◆ Problem description ◆
Look for "heading" in the listing below. Gather each line that contains it.

[Entries taken from a collection]
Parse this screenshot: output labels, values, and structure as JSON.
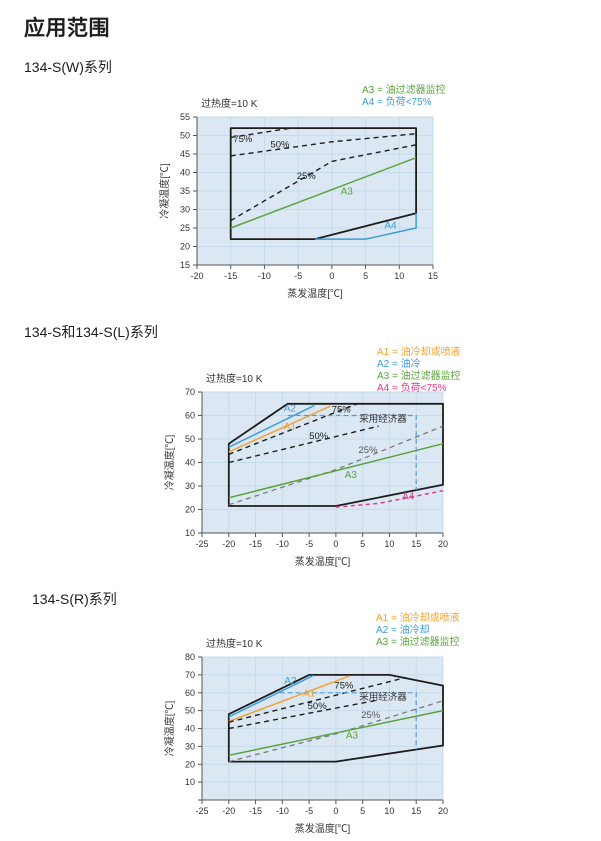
{
  "page": {
    "title": "应用范围",
    "sections": [
      {
        "heading": "134-S(W)系列"
      },
      {
        "heading": "134-S和134-S(L)系列"
      },
      {
        "heading": "134-S(R)系列"
      }
    ]
  },
  "colors": {
    "plot_bg": "#dbe8f4",
    "grid": "#c6dbec",
    "axis": "#555555",
    "text": "#333333",
    "black": "#1d1d1b",
    "green": "#5aa33c",
    "blue": "#3d9dd9",
    "orange": "#f2a233",
    "magenta": "#e6398b",
    "gray": "#7a7a7a",
    "econ_blue": "#5b9bd5"
  },
  "chart_data": [
    {
      "type": "line",
      "title": "134-S(W)系列 应用范围",
      "note": "过热度=10 K",
      "xlabel": "蒸发温度[℃]",
      "ylabel": "冷凝温度[℃]",
      "xlim": [
        -20,
        15
      ],
      "ylim": [
        15,
        55
      ],
      "xticks": [
        -20,
        -15,
        -10,
        -5,
        0,
        5,
        10,
        15
      ],
      "yticks": [
        15,
        20,
        25,
        30,
        35,
        40,
        45,
        50,
        55
      ],
      "grid": true,
      "legend_position": "top-right",
      "legend": [
        {
          "label": "A3 = 油过滤器监控",
          "color": "#5aa33c"
        },
        {
          "label": "A4 = 负荷<75%",
          "color": "#3d9dd9"
        }
      ],
      "series": [
        {
          "name": "envelope",
          "color": "#1d1d1b",
          "width": 1.8,
          "close": true,
          "points": [
            [
              -15,
              22
            ],
            [
              -15,
              52
            ],
            [
              12.5,
              52
            ],
            [
              12.5,
              29
            ],
            [
              -2.5,
              22
            ]
          ]
        },
        {
          "name": "load-75",
          "color": "#1d1d1b",
          "width": 1.4,
          "dash": "5,4",
          "points": [
            [
              -15,
              49.5
            ],
            [
              -6,
              52
            ]
          ]
        },
        {
          "name": "load-50",
          "color": "#1d1d1b",
          "width": 1.4,
          "dash": "5,4",
          "points": [
            [
              -15,
              44.5
            ],
            [
              0,
              48.3
            ],
            [
              12.5,
              50.5
            ]
          ]
        },
        {
          "name": "load-25",
          "color": "#1d1d1b",
          "width": 1.4,
          "dash": "5,4",
          "points": [
            [
              -15,
              27
            ],
            [
              0,
              43
            ],
            [
              12.5,
              47.5
            ]
          ]
        },
        {
          "name": "A3",
          "color": "#5aa33c",
          "width": 1.5,
          "points": [
            [
              -15,
              25
            ],
            [
              12.5,
              44
            ]
          ]
        },
        {
          "name": "A4",
          "color": "#3d9dd9",
          "width": 1.5,
          "points": [
            [
              -2.5,
              22
            ],
            [
              5,
              22
            ],
            [
              12.5,
              25
            ],
            [
              12.5,
              29
            ]
          ]
        }
      ],
      "labels": [
        {
          "text": "75%",
          "x": -13.2,
          "y": 48.2,
          "color": "#1d1d1b",
          "size": 9.5
        },
        {
          "text": "50%",
          "x": -7.7,
          "y": 46.8,
          "color": "#1d1d1b",
          "size": 9.5
        },
        {
          "text": "25%",
          "x": -3.8,
          "y": 38.2,
          "color": "#1d1d1b",
          "size": 9.5
        },
        {
          "text": "A3",
          "x": 2.2,
          "y": 34,
          "color": "#5aa33c",
          "size": 10
        },
        {
          "text": "A4",
          "x": 8.7,
          "y": 24.8,
          "color": "#3d9dd9",
          "size": 10
        }
      ]
    },
    {
      "type": "line",
      "title": "134-S和134-S(L)系列 应用范围",
      "note": "过热度=10 K",
      "xlabel": "蒸发温度[℃]",
      "ylabel": "冷凝温度[℃]",
      "xlim": [
        -25,
        20
      ],
      "ylim": [
        10,
        70
      ],
      "xticks": [
        -25,
        -20,
        -15,
        -10,
        -5,
        0,
        5,
        10,
        15,
        20
      ],
      "yticks": [
        10,
        20,
        30,
        40,
        50,
        60,
        70
      ],
      "grid": true,
      "legend_position": "top-right",
      "legend": [
        {
          "label": "A1 = 油冷却或喷液",
          "color": "#f2a233"
        },
        {
          "label": "A2 = 油冷",
          "color": "#3d9dd9"
        },
        {
          "label": "A3 = 油过滤器监控",
          "color": "#5aa33c"
        },
        {
          "label": "A4 = 负荷<75%",
          "color": "#e6398b"
        }
      ],
      "series": [
        {
          "name": "envelope",
          "color": "#1d1d1b",
          "width": 1.8,
          "close": true,
          "points": [
            [
              -20,
              21.5
            ],
            [
              -20,
              48
            ],
            [
              -9,
              65
            ],
            [
              20,
              65
            ],
            [
              20,
              30.5
            ],
            [
              0,
              21.5
            ]
          ]
        },
        {
          "name": "A2",
          "color": "#3d9dd9",
          "width": 1.5,
          "points": [
            [
              -20,
              46.5
            ],
            [
              -4,
              64.3
            ]
          ]
        },
        {
          "name": "A1",
          "color": "#f2a233",
          "width": 1.5,
          "points": [
            [
              -20,
              44.5
            ],
            [
              -1,
              64
            ]
          ]
        },
        {
          "name": "load-75",
          "color": "#1d1d1b",
          "width": 1.4,
          "dash": "5,4",
          "points": [
            [
              -20,
              43.5
            ],
            [
              4,
              65
            ]
          ]
        },
        {
          "name": "load-50",
          "color": "#1d1d1b",
          "width": 1.4,
          "dash": "5,4",
          "points": [
            [
              -20,
              40
            ],
            [
              8,
              55.5
            ]
          ]
        },
        {
          "name": "load-25",
          "color": "#7a7a7a",
          "width": 1.3,
          "dash": "5,4",
          "points": [
            [
              -20,
              22
            ],
            [
              0,
              37
            ],
            [
              20,
              55.5
            ]
          ]
        },
        {
          "name": "A3",
          "color": "#5aa33c",
          "width": 1.5,
          "points": [
            [
              -20,
              25
            ],
            [
              20,
              48
            ]
          ]
        },
        {
          "name": "A4",
          "color": "#e6398b",
          "width": 1.5,
          "dash": "4,3.5",
          "points": [
            [
              0,
              21
            ],
            [
              8,
              22.6
            ],
            [
              20,
              28
            ]
          ]
        },
        {
          "name": "economiser-limit",
          "color": "#5b9bd5",
          "width": 1.2,
          "dash": "5,3",
          "points": [
            [
              -9,
              60
            ],
            [
              15,
              60
            ],
            [
              15,
              28.3
            ]
          ]
        }
      ],
      "labels": [
        {
          "text": "A2",
          "x": -8.6,
          "y": 61.8,
          "color": "#3d9dd9",
          "size": 10
        },
        {
          "text": "A1",
          "x": -8.6,
          "y": 54,
          "color": "#f2a233",
          "size": 10
        },
        {
          "text": "75%",
          "x": 1,
          "y": 61.3,
          "color": "#1d1d1b",
          "size": 9.5
        },
        {
          "text": "50%",
          "x": -3.2,
          "y": 50,
          "color": "#1d1d1b",
          "size": 9.5
        },
        {
          "text": "25%",
          "x": 6,
          "y": 44,
          "color": "#555555",
          "size": 9.5
        },
        {
          "text": "采用经济器",
          "x": 8.8,
          "y": 57.3,
          "color": "#333333",
          "size": 9.5
        },
        {
          "text": "A3",
          "x": 2.8,
          "y": 33.5,
          "color": "#5aa33c",
          "size": 10
        },
        {
          "text": "A4",
          "x": 13.5,
          "y": 24.2,
          "color": "#e6398b",
          "size": 10
        }
      ]
    },
    {
      "type": "line",
      "title": "134-S(R)系列 应用范围",
      "note": "过热度=10 K",
      "xlabel": "蒸发温度[℃]",
      "ylabel": "冷凝温度[℃]",
      "xlim": [
        -25,
        20
      ],
      "ylim": [
        0,
        80
      ],
      "xticks": [
        -25,
        -20,
        -15,
        -10,
        -5,
        0,
        5,
        10,
        15,
        20
      ],
      "yticks": [
        0,
        10,
        20,
        30,
        40,
        50,
        60,
        70,
        80
      ],
      "ytick_labels": [
        "",
        "10",
        "20",
        "30",
        "40",
        "50",
        "60",
        "70",
        "80"
      ],
      "grid": true,
      "legend_position": "top-right",
      "legend": [
        {
          "label": "A1 = 油冷却或喷液",
          "color": "#f2a233"
        },
        {
          "label": "A2 = 油冷却",
          "color": "#3d9dd9"
        },
        {
          "label": "A3 = 油过滤器监控",
          "color": "#5aa33c"
        }
      ],
      "series": [
        {
          "name": "envelope",
          "color": "#1d1d1b",
          "width": 1.8,
          "close": true,
          "points": [
            [
              -20,
              21.5
            ],
            [
              -20,
              48
            ],
            [
              -5,
              70
            ],
            [
              10,
              70
            ],
            [
              20,
              64
            ],
            [
              20,
              30.5
            ],
            [
              0,
              21.5
            ]
          ]
        },
        {
          "name": "A2",
          "color": "#3d9dd9",
          "width": 1.5,
          "points": [
            [
              -20,
              46.5
            ],
            [
              -4.2,
              69.7
            ]
          ]
        },
        {
          "name": "A1",
          "color": "#f2a233",
          "width": 1.5,
          "points": [
            [
              -20,
              44
            ],
            [
              2.5,
              69.3
            ]
          ]
        },
        {
          "name": "load-75",
          "color": "#1d1d1b",
          "width": 1.4,
          "dash": "5,4",
          "points": [
            [
              -20,
              43.5
            ],
            [
              13,
              68.5
            ]
          ]
        },
        {
          "name": "load-50",
          "color": "#1d1d1b",
          "width": 1.4,
          "dash": "5,4",
          "points": [
            [
              -20,
              40
            ],
            [
              8,
              56
            ]
          ]
        },
        {
          "name": "load-25",
          "color": "#7a7a7a",
          "width": 1.3,
          "dash": "5,4",
          "points": [
            [
              -20,
              21.5
            ],
            [
              0,
              37
            ],
            [
              20,
              55.5
            ]
          ]
        },
        {
          "name": "A3",
          "color": "#5aa33c",
          "width": 1.5,
          "points": [
            [
              -20,
              25
            ],
            [
              20,
              50
            ]
          ]
        },
        {
          "name": "economiser-limit",
          "color": "#5b9bd5",
          "width": 1.2,
          "dash": "5,3",
          "points": [
            [
              -10.5,
              60
            ],
            [
              15,
              60
            ],
            [
              15,
              28.3
            ]
          ]
        }
      ],
      "labels": [
        {
          "text": "A2",
          "x": -8.5,
          "y": 64.8,
          "color": "#3d9dd9",
          "size": 10
        },
        {
          "text": "A1",
          "x": -5,
          "y": 58,
          "color": "#f2a233",
          "size": 10
        },
        {
          "text": "75%",
          "x": 1.5,
          "y": 62.3,
          "color": "#1d1d1b",
          "size": 9.5
        },
        {
          "text": "50%",
          "x": -3.5,
          "y": 51,
          "color": "#1d1d1b",
          "size": 9.5
        },
        {
          "text": "25%",
          "x": 6.5,
          "y": 45.8,
          "color": "#555555",
          "size": 9.5
        },
        {
          "text": "采用经济器",
          "x": 8.8,
          "y": 56,
          "color": "#333333",
          "size": 9.5
        },
        {
          "text": "A3",
          "x": 3,
          "y": 34.5,
          "color": "#5aa33c",
          "size": 10
        }
      ]
    }
  ]
}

◆ Correct answer ◆
        "heading": "134-S(W)系列"
        "heading": "134-S和134-S(L)系列"
        "heading": "134-S(R)系列"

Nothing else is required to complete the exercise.